» Written problem
Wherever the word "this" shows up in a line, please copy that line.

» Supplied material
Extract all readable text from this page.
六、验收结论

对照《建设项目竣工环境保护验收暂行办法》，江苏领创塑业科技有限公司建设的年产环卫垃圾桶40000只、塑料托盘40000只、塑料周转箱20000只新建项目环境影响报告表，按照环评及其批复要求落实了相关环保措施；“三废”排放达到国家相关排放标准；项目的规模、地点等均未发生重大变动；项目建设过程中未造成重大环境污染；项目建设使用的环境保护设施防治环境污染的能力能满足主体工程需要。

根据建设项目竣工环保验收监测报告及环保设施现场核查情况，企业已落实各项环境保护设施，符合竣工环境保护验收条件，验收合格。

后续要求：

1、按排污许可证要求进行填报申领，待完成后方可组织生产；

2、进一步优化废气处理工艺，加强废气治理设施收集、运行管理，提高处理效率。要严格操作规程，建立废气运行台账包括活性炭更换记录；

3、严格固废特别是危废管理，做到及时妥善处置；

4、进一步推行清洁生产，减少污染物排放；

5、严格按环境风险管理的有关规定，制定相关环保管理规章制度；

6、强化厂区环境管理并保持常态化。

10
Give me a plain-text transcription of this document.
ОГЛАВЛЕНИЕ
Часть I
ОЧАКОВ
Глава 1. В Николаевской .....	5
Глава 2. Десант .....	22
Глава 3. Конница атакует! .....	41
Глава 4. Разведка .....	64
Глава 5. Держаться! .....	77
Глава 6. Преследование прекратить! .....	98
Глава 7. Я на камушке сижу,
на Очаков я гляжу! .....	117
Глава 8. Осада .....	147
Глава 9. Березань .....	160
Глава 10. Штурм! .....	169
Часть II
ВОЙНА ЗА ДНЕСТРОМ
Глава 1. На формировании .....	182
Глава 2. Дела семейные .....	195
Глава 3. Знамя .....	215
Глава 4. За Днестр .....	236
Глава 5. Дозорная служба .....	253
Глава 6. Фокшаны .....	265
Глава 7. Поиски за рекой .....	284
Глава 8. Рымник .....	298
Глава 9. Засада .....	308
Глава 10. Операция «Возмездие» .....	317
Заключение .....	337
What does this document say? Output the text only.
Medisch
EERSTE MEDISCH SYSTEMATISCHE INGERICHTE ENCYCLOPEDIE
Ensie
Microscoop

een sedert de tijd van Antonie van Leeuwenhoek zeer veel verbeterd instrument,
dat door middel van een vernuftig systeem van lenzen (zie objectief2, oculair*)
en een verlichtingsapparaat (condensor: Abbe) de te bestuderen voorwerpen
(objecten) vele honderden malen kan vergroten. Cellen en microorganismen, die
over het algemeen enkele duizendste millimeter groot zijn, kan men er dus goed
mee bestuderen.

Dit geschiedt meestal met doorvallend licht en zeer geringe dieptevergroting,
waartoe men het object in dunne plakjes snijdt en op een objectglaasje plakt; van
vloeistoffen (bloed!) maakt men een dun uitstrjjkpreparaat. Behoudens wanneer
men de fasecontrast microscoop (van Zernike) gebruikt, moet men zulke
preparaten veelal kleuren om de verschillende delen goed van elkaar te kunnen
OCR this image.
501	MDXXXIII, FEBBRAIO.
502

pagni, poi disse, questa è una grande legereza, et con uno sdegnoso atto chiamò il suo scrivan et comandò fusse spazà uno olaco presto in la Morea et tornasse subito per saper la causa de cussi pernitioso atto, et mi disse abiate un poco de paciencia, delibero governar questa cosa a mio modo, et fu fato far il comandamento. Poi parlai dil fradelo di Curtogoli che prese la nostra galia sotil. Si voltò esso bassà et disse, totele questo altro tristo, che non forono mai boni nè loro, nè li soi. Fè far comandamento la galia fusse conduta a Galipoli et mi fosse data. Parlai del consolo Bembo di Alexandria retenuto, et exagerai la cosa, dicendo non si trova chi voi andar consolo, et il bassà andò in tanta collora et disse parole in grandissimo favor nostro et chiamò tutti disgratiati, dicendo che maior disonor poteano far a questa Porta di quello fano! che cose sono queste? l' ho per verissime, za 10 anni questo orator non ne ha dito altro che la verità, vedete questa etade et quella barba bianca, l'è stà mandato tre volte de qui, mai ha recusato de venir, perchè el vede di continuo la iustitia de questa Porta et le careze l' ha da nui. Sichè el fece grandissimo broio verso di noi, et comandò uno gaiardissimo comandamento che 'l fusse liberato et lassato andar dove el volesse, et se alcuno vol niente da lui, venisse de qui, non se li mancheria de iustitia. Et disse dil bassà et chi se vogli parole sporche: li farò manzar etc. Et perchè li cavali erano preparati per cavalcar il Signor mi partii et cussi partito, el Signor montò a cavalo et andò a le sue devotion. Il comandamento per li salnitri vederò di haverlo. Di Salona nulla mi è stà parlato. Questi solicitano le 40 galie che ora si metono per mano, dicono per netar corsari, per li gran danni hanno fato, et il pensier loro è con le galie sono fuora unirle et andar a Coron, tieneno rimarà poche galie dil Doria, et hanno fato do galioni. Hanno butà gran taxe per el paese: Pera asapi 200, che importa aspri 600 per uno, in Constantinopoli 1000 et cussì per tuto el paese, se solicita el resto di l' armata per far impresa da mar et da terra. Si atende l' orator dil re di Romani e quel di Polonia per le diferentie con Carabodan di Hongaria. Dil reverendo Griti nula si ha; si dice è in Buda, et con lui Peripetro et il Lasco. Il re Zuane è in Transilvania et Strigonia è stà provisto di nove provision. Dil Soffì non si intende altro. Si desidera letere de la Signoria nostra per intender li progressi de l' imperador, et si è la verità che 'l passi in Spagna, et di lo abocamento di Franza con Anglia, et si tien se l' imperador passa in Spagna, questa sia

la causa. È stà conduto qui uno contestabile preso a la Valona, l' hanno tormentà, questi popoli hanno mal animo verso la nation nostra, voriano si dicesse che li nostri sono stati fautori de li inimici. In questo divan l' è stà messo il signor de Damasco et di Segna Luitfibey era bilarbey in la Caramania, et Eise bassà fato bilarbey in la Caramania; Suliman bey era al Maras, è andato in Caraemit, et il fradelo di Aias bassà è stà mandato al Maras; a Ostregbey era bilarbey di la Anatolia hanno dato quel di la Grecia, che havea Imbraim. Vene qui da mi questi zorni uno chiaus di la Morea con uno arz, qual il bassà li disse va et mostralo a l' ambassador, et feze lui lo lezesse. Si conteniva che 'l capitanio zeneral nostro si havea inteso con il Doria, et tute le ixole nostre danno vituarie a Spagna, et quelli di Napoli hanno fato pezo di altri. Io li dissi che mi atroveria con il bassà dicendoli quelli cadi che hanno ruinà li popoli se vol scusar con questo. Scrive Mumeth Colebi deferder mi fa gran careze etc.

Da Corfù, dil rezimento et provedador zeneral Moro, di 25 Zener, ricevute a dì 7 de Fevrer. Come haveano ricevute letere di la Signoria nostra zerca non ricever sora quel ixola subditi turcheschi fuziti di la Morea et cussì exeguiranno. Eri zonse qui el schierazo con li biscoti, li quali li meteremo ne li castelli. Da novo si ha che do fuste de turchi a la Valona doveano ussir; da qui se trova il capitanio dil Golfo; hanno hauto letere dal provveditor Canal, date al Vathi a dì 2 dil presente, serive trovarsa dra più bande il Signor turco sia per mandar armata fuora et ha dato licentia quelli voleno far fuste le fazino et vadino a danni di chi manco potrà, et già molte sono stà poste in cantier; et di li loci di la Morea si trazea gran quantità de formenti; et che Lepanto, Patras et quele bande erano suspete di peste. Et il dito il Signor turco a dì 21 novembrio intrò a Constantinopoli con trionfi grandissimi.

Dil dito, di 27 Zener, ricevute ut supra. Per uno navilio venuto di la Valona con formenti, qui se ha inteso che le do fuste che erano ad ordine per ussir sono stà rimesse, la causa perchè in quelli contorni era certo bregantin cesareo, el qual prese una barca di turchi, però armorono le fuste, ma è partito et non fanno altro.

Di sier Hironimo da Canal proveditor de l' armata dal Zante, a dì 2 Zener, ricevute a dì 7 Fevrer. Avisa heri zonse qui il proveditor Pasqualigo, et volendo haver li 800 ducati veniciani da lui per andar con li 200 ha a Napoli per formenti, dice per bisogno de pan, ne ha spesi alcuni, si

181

» Full output
Extract all readable text from this page.
Give me a plain-text transcription of this document.
What does this document say? Output the text only.
OCR this image.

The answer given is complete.